WHAT IS BEING ASKED:
Write out every entry, unchanged. Skip any picture.

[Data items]
------------------------

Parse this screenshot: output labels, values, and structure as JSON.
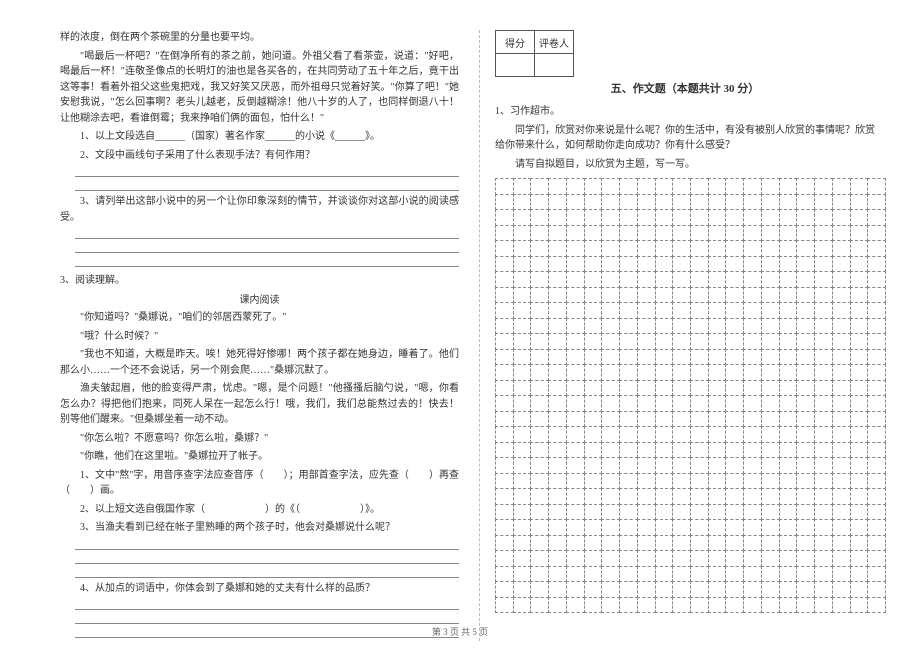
{
  "left": {
    "para1": "样的浓度，倒在两个茶碗里的分量也要平均。",
    "para2": "\"喝最后一杯吧？\"在倒净所有的茶之前，她问道。外祖父看了看茶壶，说道：\"好吧，喝最后一杯！\"连敬圣像点的长明灯的油也是各买各的，在共同劳动了五十年之后，竟干出这等事！看着外祖父这些鬼把戏，我又好笑又厌恶，而外祖母只觉着好笑。\"你算了吧！\"她安慰我说，\"怎么回事啊？老头儿越老，反倒越糊涂！他八十岁的人了，也同样倒退八十！让他糊涂去吧，看谁倒霉；我来挣咱们俩的面包，怕什么！\"",
    "q1": "1、以上文段选自______（国家）著名作家______的小说《______》。",
    "q2": "2、文段中画线句子采用了什么表现手法？有何作用？",
    "q3": "3、请列举出这部小说中的另一个让你印象深刻的情节，并谈谈你对这部小说的阅读感受。",
    "section3_title": "3、阅读理解。",
    "subheading": "课内阅读",
    "p_a": "\"你知道吗？\"桑娜说，\"咱们的邻居西蒙死了。\"",
    "p_b": "\"哦？什么时候？\"",
    "p_c": "\"我也不知道，大概是昨天。唉！她死得好惨哪！两个孩子都在她身边，睡着了。他们那么小……一个还不会说话，另一个刚会爬……\"桑娜沉默了。",
    "p_d": "渔夫皱起眉，他的脸变得严肃，忧虑。\"嗯，是个问题！\"他搔搔后脑勺说，\"嗯，你看怎么办？得把他们抱来，同死人呆在一起怎么行！哦，我们，我们总能熬过去的！快去！别等他们醒来。\"但桑娜坐着一动不动。",
    "p_e": "\"你怎么啦？不愿意吗？你怎么啦，桑娜？\"",
    "p_f": "\"你瞧，他们在这里啦。\"桑娜拉开了帐子。",
    "rq1": "1、文中\"熬\"字，用音序查字法应查音序（　　）；用部首查字法，应先查（　　）再查（　　）画。",
    "rq2": "2、以上短文选自俄国作家（　　　　　　）的《（　　　　　　）》。",
    "rq3": "3、当渔夫看到已经在帐子里熟睡的两个孩子时，他会对桑娜说什么呢？",
    "rq4": "4、从加点的词语中，你体会到了桑娜和她的丈夫有什么样的品质？"
  },
  "right": {
    "score_label1": "得分",
    "score_label2": "评卷人",
    "section_title": "五、作文题（本题共计 30 分）",
    "essay_num": "1、习作超市。",
    "essay_p1": "同学们，欣赏对你来说是什么呢？你的生活中，有没有被别人欣赏的事情呢？欣赏给你带来什么，如何帮助你走向成功？你有什么感受？",
    "essay_p2": "请写自拟题目，以欣赏为主题，写一写。"
  },
  "footer": "第 3 页 共 5 页"
}
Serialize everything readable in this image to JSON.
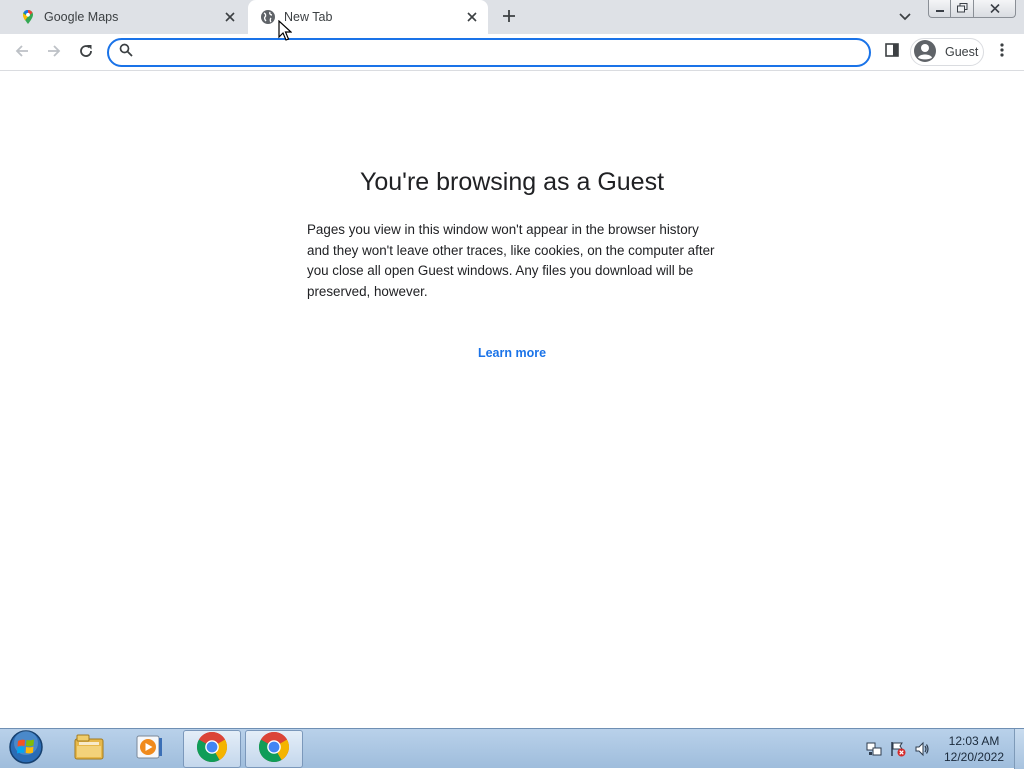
{
  "tabs": [
    {
      "title": "Google Maps",
      "icon": "google-maps-pin-icon",
      "active": false
    },
    {
      "title": "New Tab",
      "icon": "globe-icon",
      "active": true
    }
  ],
  "toolbar": {
    "omnibox_value": "",
    "omnibox_placeholder": "",
    "profile_label": "Guest"
  },
  "content": {
    "heading": "You're browsing as a Guest",
    "body": "Pages you view in this window won't appear in the browser history and they won't leave other traces, like cookies, on the computer after you close all open Guest windows. Any files you download will be preserved, however.",
    "learn_more": "Learn more"
  },
  "taskbar": {
    "items": [
      "start-orb",
      "file-explorer",
      "media-player",
      "chrome",
      "chrome"
    ],
    "time": "12:03 AM",
    "date": "12/20/2022"
  },
  "colors": {
    "accent": "#1a73e8",
    "tabstrip": "#dee1e6",
    "taskbar": "#b9d1ea"
  }
}
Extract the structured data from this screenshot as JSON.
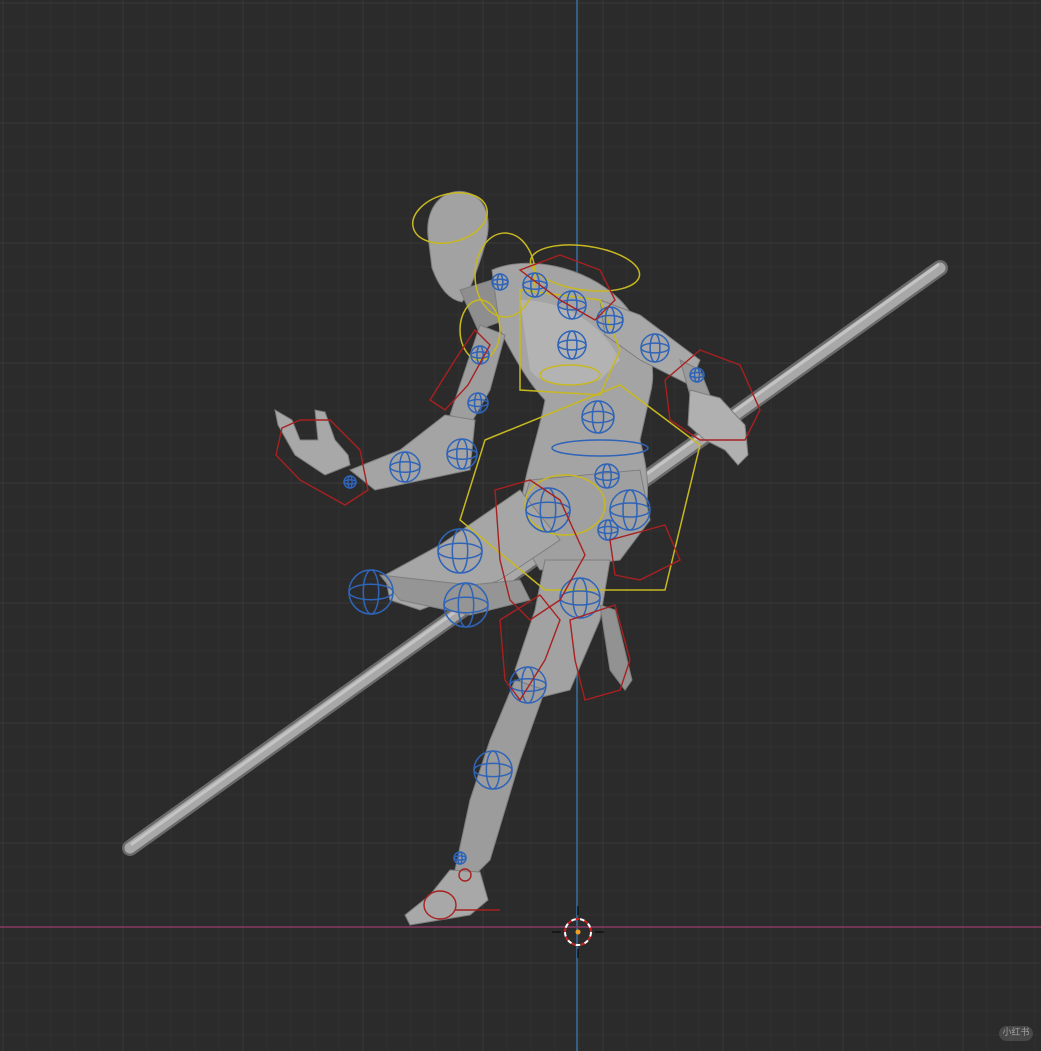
{
  "app": {
    "view": "3D viewport",
    "background_color": "#2b2b2b",
    "grid_color": "#363636",
    "axis_x_color": "#8a3a62",
    "axis_z_color": "#3a6ea0"
  },
  "scene": {
    "objects": [
      {
        "name": "mannequin-figure",
        "color": "#9c9c9c"
      },
      {
        "name": "staff-pole",
        "color": "#a4a4a4"
      },
      {
        "name": "armature-rig",
        "fk_color": "#2f64b8",
        "ik_color": "#a82020",
        "torso_color": "#c8b820"
      }
    ],
    "cursor_icon": "3d-cursor-icon"
  },
  "watermark": {
    "text": "小红书"
  }
}
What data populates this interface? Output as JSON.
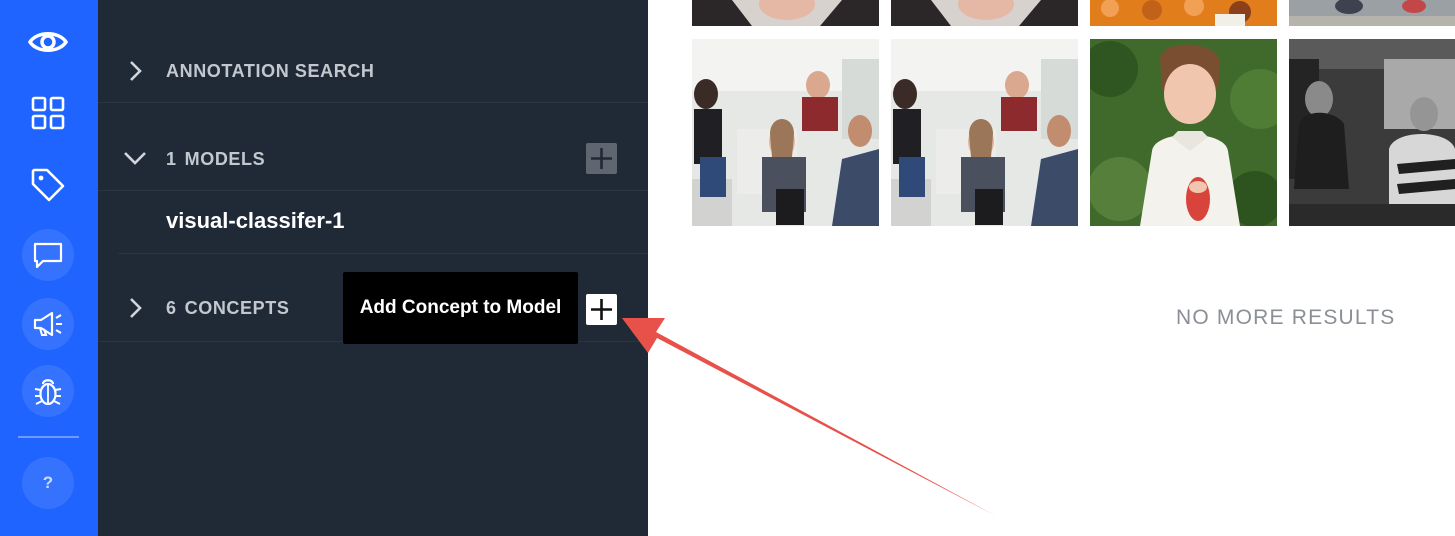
{
  "sidebar": {
    "icons": [
      "eye-icon",
      "grid-icon",
      "tag-icon",
      "chat-icon",
      "megaphone-icon",
      "bug-icon",
      "help-icon"
    ],
    "help_label": "?"
  },
  "panel": {
    "annotation_search": {
      "label": "ANNOTATION SEARCH"
    },
    "models": {
      "count": "1",
      "label": "MODELS",
      "items": [
        "visual-classifer-1"
      ]
    },
    "concepts": {
      "count": "6",
      "label": "CONCEPTS"
    },
    "tooltip": "Add Concept to Model"
  },
  "results": {
    "no_more_label": "NO MORE RESULTS"
  },
  "colors": {
    "rail": "#1f64ff",
    "panel": "#202a37",
    "arrow": "#e8514a"
  }
}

------------------------

WRITTEN SOLUTION:
Parse this screenshot: output labels, values, and structure as JSON.
{
  "left": {
    "para1": "样的浓度，倒在两个茶碗里的分量也要平均。",
    "para2": "\"喝最后一杯吧？\"在倒净所有的茶之前，她问道。外祖父看了看茶壶，说道：\"好吧，喝最后一杯！\"连敬圣像点的长明灯的油也是各买各的，在共同劳动了五十年之后，竟干出这等事！看着外祖父这些鬼把戏，我又好笑又厌恶，而外祖母只觉着好笑。\"你算了吧！\"她安慰我说，\"怎么回事啊？老头儿越老，反倒越糊涂！他八十岁的人了，也同样倒退八十！让他糊涂去吧，看谁倒霉；我来挣咱们俩的面包，怕什么！\"",
    "q1": "1、以上文段选自______（国家）著名作家______的小说《______》。",
    "q2": "2、文段中画线句子采用了什么表现手法？有何作用？",
    "q3": "3、请列举出这部小说中的另一个让你印象深刻的情节，并谈谈你对这部小说的阅读感受。",
    "section3_title": "3、阅读理解。",
    "subheading": "课内阅读",
    "p_a": "\"你知道吗？\"桑娜说，\"咱们的邻居西蒙死了。\"",
    "p_b": "\"哦？什么时候？\"",
    "p_c": "\"我也不知道，大概是昨天。唉！她死得好惨哪！两个孩子都在她身边，睡着了。他们那么小……一个还不会说话，另一个刚会爬……\"桑娜沉默了。",
    "p_d": "渔夫皱起眉，他的脸变得严肃，忧虑。\"嗯，是个问题！\"他搔搔后脑勺说，\"嗯，你看怎么办？得把他们抱来，同死人呆在一起怎么行！哦，我们，我们总能熬过去的！快去！别等他们醒来。\"但桑娜坐着一动不动。",
    "p_e": "\"你怎么啦？不愿意吗？你怎么啦，桑娜？\"",
    "p_f": "\"你瞧，他们在这里啦。\"桑娜拉开了帐子。",
    "rq1": "1、文中\"熬\"字，用音序查字法应查音序（　　）；用部首查字法，应先查（　　）再查（　　）画。",
    "rq2": "2、以上短文选自俄国作家（　　　　　　）的《（　　　　　　）》。",
    "rq3": "3、当渔夫看到已经在帐子里熟睡的两个孩子时，他会对桑娜说什么呢？",
    "rq4": "4、从加点的词语中，你体会到了桑娜和她的丈夫有什么样的品质？"
  },
  "right": {
    "score_label1": "得分",
    "score_label2": "评卷人",
    "section_title": "五、作文题（本题共计 30 分）",
    "essay_num": "1、习作超市。",
    "essay_p1": "同学们，欣赏对你来说是什么呢？你的生活中，有没有被别人欣赏的事情呢？欣赏给你带来什么，如何帮助你走向成功？你有什么感受？",
    "essay_p2": "请写自拟题目，以欣赏为主题，写一写。"
  },
  "footer": "第 3 页 共 5 页"
}
Serialize everything readable in this image to JSON.
{
  "tabs": [
    {
      "title": "Google Maps",
      "icon": "google-maps-pin-icon",
      "active": false
    },
    {
      "title": "New Tab",
      "icon": "globe-icon",
      "active": true
    }
  ],
  "toolbar": {
    "omnibox_value": "",
    "omnibox_placeholder": "",
    "profile_label": "Guest"
  },
  "content": {
    "heading": "You're browsing as a Guest",
    "body": "Pages you view in this window won't appear in the browser history and they won't leave other traces, like cookies, on the computer after you close all open Guest windows. Any files you download will be preserved, however.",
    "learn_more": "Learn more"
  },
  "taskbar": {
    "items": [
      "start-orb",
      "file-explorer",
      "media-player",
      "chrome",
      "chrome"
    ],
    "time": "12:03 AM",
    "date": "12/20/2022"
  },
  "colors": {
    "accent": "#1a73e8",
    "tabstrip": "#dee1e6",
    "taskbar": "#b9d1ea"
  }
}
Extract the structured data from this screenshot as JSON.
{
  "app": {
    "view": "3D viewport",
    "background_color": "#2b2b2b",
    "grid_color": "#363636",
    "axis_x_color": "#8a3a62",
    "axis_z_color": "#3a6ea0"
  },
  "scene": {
    "objects": [
      {
        "name": "mannequin-figure",
        "color": "#9c9c9c"
      },
      {
        "name": "staff-pole",
        "color": "#a4a4a4"
      },
      {
        "name": "armature-rig",
        "fk_color": "#2f64b8",
        "ik_color": "#a82020",
        "torso_color": "#c8b820"
      }
    ],
    "cursor_icon": "3d-cursor-icon"
  },
  "watermark": {
    "text": "小红书"
  }
}
What data populates this interface? Output as JSON.
{
  "sidebar": {
    "icons": [
      "eye-icon",
      "grid-icon",
      "tag-icon",
      "chat-icon",
      "megaphone-icon",
      "bug-icon",
      "help-icon"
    ],
    "help_label": "?"
  },
  "panel": {
    "annotation_search": {
      "label": "ANNOTATION SEARCH"
    },
    "models": {
      "count": "1",
      "label": "MODELS",
      "items": [
        "visual-classifer-1"
      ]
    },
    "concepts": {
      "count": "6",
      "label": "CONCEPTS"
    },
    "tooltip": "Add Concept to Model"
  },
  "results": {
    "no_more_label": "NO MORE RESULTS"
  },
  "colors": {
    "rail": "#1f64ff",
    "panel": "#202a37",
    "arrow": "#e8514a"
  }
}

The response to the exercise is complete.